• _Dataset excerpts_

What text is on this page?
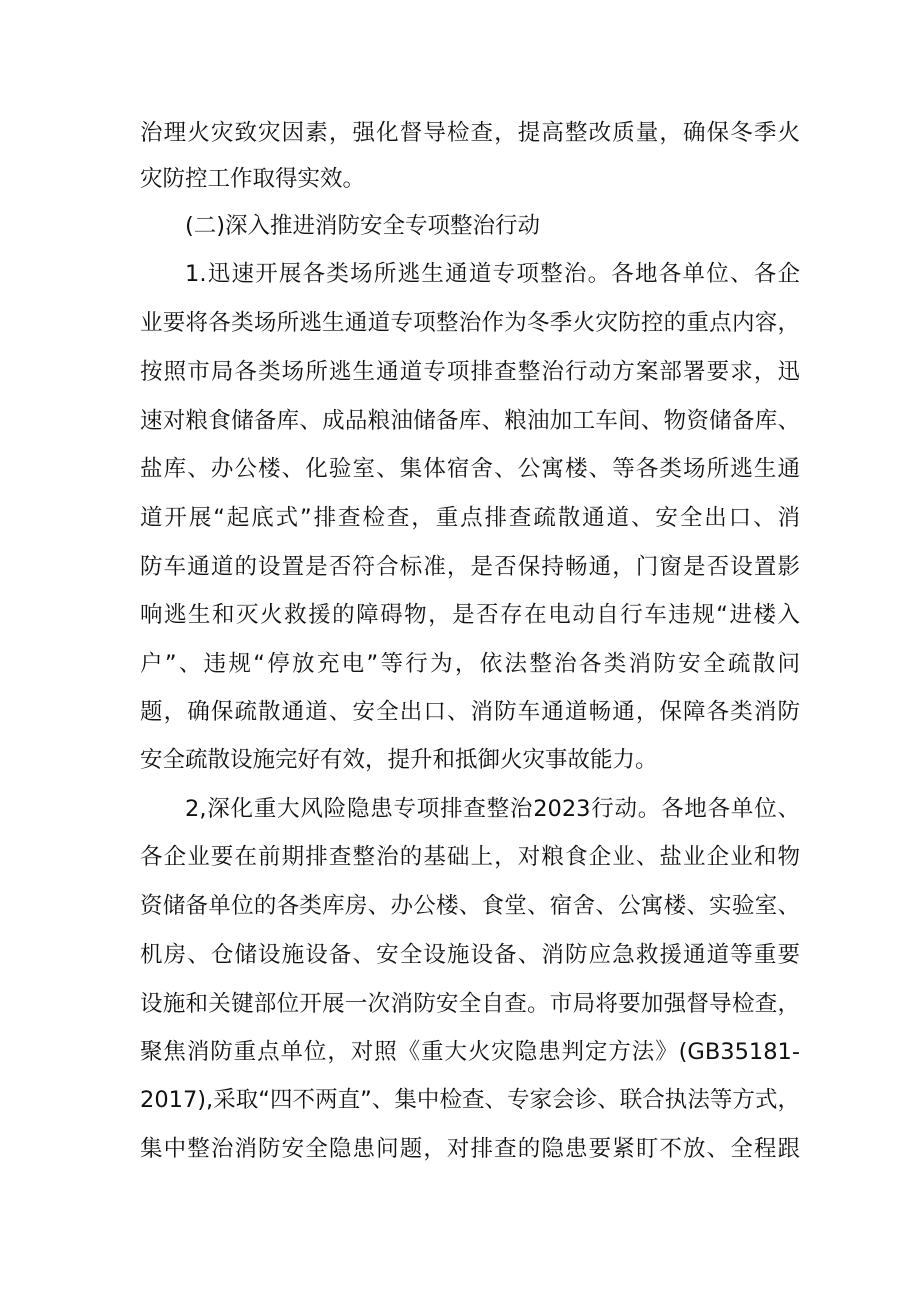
治理火灾致灾因素，强化督导检查，提高整改质量，确保冬季火
灾防控工作取得实效。
(二)深入推进消防安全专项整治行动
1.迅速开展各类场所逃生通道专项整治。各地各单位、各企
业要将各类场所逃生通道专项整治作为冬季火灾防控的重点内容，
按照市局各类场所逃生通道专项排查整治行动方案部署要求，迅
速对粮食储备库、成品粮油储备库、粮油加工车间、物资储备库、
盐库、办公楼、化验室、集体宿舍、公寓楼、等各类场所逃生通
道开展“起底式”排查检查，重点排查疏散通道、安全出口、消
防车通道的设置是否符合标准，是否保持畅通，门窗是否设置影
响逃生和灭火救援的障碍物，是否存在电动自行车违规“进楼入
户”、违规“停放充电”等行为，依法整治各类消防安全疏散问
题，确保疏散通道、安全出口、消防车通道畅通，保障各类消防
安全疏散设施完好有效，提升和抵御火灾事故能力。
2,深化重大风险隐患专项排查整治2023行动。各地各单位、
各企业要在前期排查整治的基础上，对粮食企业、盐业企业和物
资储备单位的各类库房、办公楼、食堂、宿舍、公寓楼、实验室、
机房、仓储设施设备、安全设施设备、消防应急救援通道等重要
设施和关键部位开展一次消防安全自查。市局将要加强督导检查，
聚焦消防重点单位，对照《重大火灾隐患判定方法》(GB35181-
2017),采取“四不两直”、集中检查、专家会诊、联合执法等方式，
集中整治消防安全隐患问题，对排查的隐患要紧盯不放、全程跟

• _Task_
Track down every line holding the string "各地各单位" and copy it.

• _Solution for this task_
1.迅速开展各类场所逃生通道专项整治。各地各单位、各企
2,深化重大风险隐患专项排查整治2023行动。各地各单位、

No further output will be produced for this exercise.